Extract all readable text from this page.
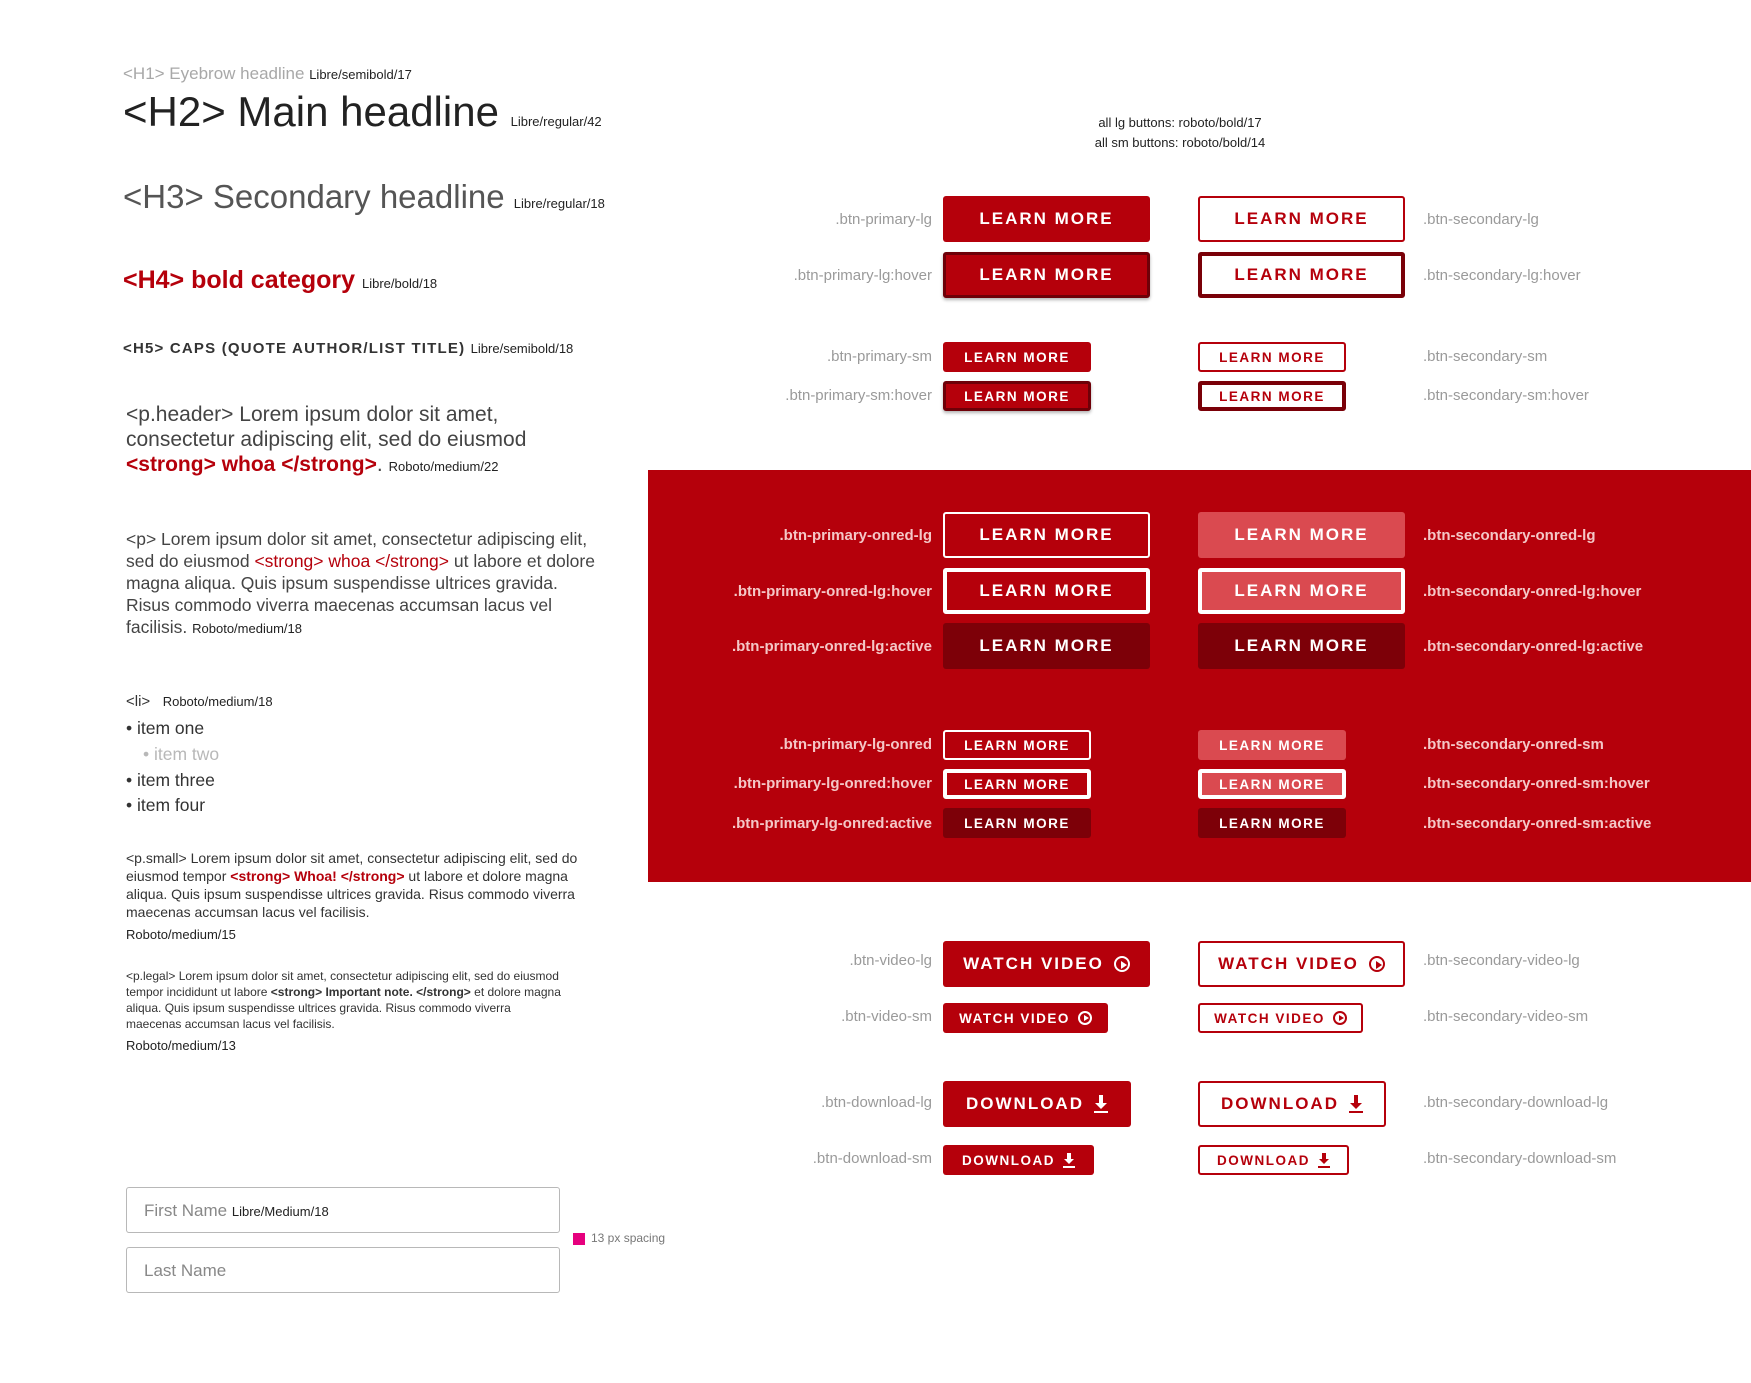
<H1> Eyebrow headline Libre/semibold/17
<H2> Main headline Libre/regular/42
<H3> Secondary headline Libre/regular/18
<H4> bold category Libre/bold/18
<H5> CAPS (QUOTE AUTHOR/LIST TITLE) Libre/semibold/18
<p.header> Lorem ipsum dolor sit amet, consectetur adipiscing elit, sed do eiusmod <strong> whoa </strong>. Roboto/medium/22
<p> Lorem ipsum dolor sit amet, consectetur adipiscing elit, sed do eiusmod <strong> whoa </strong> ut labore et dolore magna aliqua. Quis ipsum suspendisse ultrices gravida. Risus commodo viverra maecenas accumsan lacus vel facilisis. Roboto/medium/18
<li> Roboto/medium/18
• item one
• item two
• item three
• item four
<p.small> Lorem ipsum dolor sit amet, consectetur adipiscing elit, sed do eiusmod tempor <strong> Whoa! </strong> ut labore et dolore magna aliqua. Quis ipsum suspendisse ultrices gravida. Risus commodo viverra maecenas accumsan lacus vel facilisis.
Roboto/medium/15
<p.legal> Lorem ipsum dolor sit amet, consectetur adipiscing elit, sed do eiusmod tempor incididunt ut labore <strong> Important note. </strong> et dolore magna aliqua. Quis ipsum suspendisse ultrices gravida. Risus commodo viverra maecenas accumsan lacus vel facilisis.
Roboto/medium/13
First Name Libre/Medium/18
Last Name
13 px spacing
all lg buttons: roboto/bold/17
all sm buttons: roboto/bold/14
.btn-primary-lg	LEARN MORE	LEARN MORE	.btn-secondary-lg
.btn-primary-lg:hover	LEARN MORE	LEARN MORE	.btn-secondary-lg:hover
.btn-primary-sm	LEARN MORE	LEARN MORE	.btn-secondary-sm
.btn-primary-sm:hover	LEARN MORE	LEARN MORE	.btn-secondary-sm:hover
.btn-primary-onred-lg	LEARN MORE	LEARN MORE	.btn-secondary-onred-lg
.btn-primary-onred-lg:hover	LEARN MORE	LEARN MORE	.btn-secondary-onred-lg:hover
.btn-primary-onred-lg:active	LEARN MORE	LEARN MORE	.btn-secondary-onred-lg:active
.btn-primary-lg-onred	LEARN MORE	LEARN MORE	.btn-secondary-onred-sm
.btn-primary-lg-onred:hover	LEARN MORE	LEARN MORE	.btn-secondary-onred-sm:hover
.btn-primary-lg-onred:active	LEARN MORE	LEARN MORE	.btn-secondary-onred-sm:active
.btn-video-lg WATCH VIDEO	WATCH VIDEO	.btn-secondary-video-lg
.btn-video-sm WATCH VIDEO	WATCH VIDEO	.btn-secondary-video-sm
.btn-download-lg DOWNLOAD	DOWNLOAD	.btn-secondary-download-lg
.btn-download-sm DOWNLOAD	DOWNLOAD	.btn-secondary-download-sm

EXERCISE: Copy all lines from the entries that contain the word "commodo".

PROBLEM SOLUTION:
<p> Lorem ipsum dolor sit amet, consectetur adipiscing elit, sed do eiusmod <strong> whoa </strong> ut labore et dolore magna aliqua. Quis ipsum suspendisse ultrices gravida. Risus commodo viverra maecenas accumsan lacus vel facilisis. Roboto/medium/18
<p.small> Lorem ipsum dolor sit amet, consectetur adipiscing elit, sed do eiusmod tempor <strong> Whoa! </strong> ut labore et dolore magna aliqua. Quis ipsum suspendisse ultrices gravida. Risus commodo viverra maecenas accumsan lacus vel facilisis.
<p.legal> Lorem ipsum dolor sit amet, consectetur adipiscing elit, sed do eiusmod tempor incididunt ut labore <strong> Important note. </strong> et dolore magna aliqua. Quis ipsum suspendisse ultrices gravida. Risus commodo viverra maecenas accumsan lacus vel facilisis.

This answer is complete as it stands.